Task:
Retype the whole of the data exactly.

Dataset entries:
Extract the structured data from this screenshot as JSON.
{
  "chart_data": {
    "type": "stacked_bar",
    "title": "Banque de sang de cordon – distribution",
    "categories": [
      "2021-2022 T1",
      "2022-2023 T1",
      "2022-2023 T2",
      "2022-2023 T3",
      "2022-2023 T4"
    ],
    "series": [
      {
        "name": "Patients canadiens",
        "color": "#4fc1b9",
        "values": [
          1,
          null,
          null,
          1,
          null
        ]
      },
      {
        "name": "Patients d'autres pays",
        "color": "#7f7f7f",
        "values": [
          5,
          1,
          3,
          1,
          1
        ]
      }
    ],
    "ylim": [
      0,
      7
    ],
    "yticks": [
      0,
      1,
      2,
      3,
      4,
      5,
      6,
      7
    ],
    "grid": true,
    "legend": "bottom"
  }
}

Solution for this problem:
Extract the structured data from this screenshot as JSON.
{
  "chart_data": {
    "type": "stacked_bar",
    "title": "Banque de sang de cordon – distribution",
    "categories": [
      "2021-2022 T1",
      "2022-2023 T1",
      "2022-2023 T2",
      "2022-2023 T3",
      "2022-2023 T4"
    ],
    "series": [
      {
        "name": "Patients canadiens",
        "color": "#4fc1b9",
        "values": [
          1,
          null,
          null,
          1,
          null
        ]
      },
      {
        "name": "Patients d'autres pays",
        "color": "#7f7f7f",
        "values": [
          5,
          1,
          3,
          1,
          1
        ]
      }
    ],
    "ylim": [
      0,
      7
    ],
    "yticks": [
      0,
      1,
      2,
      3,
      4,
      5,
      6,
      7
    ],
    "grid": true,
    "legend": "bottom"
  }
}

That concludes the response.